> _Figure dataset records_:
------------------------------------------------------------

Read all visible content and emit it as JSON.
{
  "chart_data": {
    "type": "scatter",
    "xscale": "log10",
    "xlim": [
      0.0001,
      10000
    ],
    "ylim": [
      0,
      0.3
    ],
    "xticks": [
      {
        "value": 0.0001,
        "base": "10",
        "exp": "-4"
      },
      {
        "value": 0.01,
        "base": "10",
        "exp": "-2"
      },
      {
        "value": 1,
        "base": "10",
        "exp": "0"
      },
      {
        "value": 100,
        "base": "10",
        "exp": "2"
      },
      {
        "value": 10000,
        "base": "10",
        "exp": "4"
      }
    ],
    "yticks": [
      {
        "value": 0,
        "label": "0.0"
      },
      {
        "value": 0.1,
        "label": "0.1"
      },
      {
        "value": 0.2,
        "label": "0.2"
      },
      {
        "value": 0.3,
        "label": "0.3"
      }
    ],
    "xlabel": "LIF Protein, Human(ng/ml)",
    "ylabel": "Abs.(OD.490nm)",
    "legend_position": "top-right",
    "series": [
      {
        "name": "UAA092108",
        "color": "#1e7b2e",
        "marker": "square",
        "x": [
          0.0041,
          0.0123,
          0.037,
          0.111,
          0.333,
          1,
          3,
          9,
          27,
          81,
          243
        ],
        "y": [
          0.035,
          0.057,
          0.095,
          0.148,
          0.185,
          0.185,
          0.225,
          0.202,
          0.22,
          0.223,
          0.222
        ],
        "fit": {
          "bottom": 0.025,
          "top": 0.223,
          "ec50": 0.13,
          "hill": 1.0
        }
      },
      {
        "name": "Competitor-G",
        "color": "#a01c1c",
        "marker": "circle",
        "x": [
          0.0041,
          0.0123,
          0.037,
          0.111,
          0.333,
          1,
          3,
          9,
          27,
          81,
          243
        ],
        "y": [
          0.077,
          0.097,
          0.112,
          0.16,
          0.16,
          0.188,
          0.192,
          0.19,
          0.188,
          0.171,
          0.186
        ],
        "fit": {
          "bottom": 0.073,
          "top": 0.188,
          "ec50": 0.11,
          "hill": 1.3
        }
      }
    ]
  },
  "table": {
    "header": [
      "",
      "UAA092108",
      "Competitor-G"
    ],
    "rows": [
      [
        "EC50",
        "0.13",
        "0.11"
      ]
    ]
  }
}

------------------------------------------------------------

Give every entry back exactly as it was written above.

> _Solved exercise_:
Read all visible content and emit it as JSON.
{
  "chart_data": {
    "type": "scatter",
    "xscale": "log10",
    "xlim": [
      0.0001,
      10000
    ],
    "ylim": [
      0,
      0.3
    ],
    "xticks": [
      {
        "value": 0.0001,
        "base": "10",
        "exp": "-4"
      },
      {
        "value": 0.01,
        "base": "10",
        "exp": "-2"
      },
      {
        "value": 1,
        "base": "10",
        "exp": "0"
      },
      {
        "value": 100,
        "base": "10",
        "exp": "2"
      },
      {
        "value": 10000,
        "base": "10",
        "exp": "4"
      }
    ],
    "yticks": [
      {
        "value": 0,
        "label": "0.0"
      },
      {
        "value": 0.1,
        "label": "0.1"
      },
      {
        "value": 0.2,
        "label": "0.2"
      },
      {
        "value": 0.3,
        "label": "0.3"
      }
    ],
    "xlabel": "LIF Protein, Human(ng/ml)",
    "ylabel": "Abs.(OD.490nm)",
    "legend_position": "top-right",
    "series": [
      {
        "name": "UAA092108",
        "color": "#1e7b2e",
        "marker": "square",
        "x": [
          0.0041,
          0.0123,
          0.037,
          0.111,
          0.333,
          1,
          3,
          9,
          27,
          81,
          243
        ],
        "y": [
          0.035,
          0.057,
          0.095,
          0.148,
          0.185,
          0.185,
          0.225,
          0.202,
          0.22,
          0.223,
          0.222
        ],
        "fit": {
          "bottom": 0.025,
          "top": 0.223,
          "ec50": 0.13,
          "hill": 1.0
        }
      },
      {
        "name": "Competitor-G",
        "color": "#a01c1c",
        "marker": "circle",
        "x": [
          0.0041,
          0.0123,
          0.037,
          0.111,
          0.333,
          1,
          3,
          9,
          27,
          81,
          243
        ],
        "y": [
          0.077,
          0.097,
          0.112,
          0.16,
          0.16,
          0.188,
          0.192,
          0.19,
          0.188,
          0.171,
          0.186
        ],
        "fit": {
          "bottom": 0.073,
          "top": 0.188,
          "ec50": 0.11,
          "hill": 1.3
        }
      }
    ]
  },
  "table": {
    "header": [
      "",
      "UAA092108",
      "Competitor-G"
    ],
    "rows": [
      [
        "EC50",
        "0.13",
        "0.11"
      ]
    ]
  }
}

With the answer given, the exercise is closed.